§ WRITTEN TASK: Select lines where the word "reflectance" appears.

+ + + +

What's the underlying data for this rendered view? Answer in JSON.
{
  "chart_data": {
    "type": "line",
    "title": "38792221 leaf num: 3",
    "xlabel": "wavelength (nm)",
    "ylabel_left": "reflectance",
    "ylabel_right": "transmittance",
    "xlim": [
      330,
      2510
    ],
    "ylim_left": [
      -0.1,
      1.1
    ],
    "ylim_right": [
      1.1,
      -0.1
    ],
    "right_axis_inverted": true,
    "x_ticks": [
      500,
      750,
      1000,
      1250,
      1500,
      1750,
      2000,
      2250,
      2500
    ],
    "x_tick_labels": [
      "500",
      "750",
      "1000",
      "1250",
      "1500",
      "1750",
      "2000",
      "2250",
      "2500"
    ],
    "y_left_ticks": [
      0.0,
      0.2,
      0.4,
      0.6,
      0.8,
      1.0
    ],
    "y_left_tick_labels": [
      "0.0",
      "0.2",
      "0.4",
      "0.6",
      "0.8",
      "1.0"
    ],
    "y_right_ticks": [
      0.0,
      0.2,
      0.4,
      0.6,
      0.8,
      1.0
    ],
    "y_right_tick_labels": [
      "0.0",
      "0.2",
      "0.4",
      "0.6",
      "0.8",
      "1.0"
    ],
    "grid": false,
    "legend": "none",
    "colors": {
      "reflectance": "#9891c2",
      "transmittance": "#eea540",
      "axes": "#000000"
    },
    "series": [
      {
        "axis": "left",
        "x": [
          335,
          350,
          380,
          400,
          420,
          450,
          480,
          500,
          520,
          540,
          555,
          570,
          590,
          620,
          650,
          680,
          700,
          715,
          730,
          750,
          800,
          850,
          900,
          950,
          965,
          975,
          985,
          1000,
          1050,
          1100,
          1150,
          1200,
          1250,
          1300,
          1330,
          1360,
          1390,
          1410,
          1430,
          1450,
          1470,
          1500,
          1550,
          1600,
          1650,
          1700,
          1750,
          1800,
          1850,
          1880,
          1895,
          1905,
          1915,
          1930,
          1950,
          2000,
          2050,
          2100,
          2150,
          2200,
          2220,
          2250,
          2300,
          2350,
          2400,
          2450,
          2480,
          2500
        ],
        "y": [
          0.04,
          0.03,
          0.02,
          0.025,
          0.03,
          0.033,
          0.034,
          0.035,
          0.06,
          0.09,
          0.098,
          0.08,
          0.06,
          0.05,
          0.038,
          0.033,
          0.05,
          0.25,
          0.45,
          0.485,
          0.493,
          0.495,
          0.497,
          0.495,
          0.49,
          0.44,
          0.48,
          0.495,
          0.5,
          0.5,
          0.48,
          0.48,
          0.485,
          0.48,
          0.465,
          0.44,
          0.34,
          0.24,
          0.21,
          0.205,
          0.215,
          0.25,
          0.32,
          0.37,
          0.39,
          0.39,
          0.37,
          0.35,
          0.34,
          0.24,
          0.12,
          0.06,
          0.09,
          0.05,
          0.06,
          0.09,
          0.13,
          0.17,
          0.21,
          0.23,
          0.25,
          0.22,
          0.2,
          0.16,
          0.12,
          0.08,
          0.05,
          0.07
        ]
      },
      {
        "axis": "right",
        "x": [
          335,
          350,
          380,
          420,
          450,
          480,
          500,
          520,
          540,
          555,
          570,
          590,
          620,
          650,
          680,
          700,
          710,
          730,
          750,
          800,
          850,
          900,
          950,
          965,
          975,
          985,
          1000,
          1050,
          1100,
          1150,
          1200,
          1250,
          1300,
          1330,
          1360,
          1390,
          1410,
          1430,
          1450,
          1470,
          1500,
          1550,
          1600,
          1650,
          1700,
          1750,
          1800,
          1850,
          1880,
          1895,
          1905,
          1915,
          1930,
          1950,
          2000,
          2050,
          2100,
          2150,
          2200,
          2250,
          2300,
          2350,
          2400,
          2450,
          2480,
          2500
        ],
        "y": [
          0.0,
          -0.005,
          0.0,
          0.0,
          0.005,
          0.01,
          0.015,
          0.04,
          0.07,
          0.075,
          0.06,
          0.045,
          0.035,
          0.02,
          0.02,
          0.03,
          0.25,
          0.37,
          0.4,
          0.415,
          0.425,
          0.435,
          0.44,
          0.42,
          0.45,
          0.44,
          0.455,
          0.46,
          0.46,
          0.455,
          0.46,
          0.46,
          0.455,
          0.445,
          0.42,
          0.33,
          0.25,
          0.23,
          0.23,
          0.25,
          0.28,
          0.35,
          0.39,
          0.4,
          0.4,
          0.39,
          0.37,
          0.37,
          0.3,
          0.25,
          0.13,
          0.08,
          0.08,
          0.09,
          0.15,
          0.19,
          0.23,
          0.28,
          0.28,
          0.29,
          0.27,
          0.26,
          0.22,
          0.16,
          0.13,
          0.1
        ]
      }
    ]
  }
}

+ + + +

§ EXERCISE RESPONSE:
    "ylabel_left": "reflectance",
      "reflectance": "#9891c2",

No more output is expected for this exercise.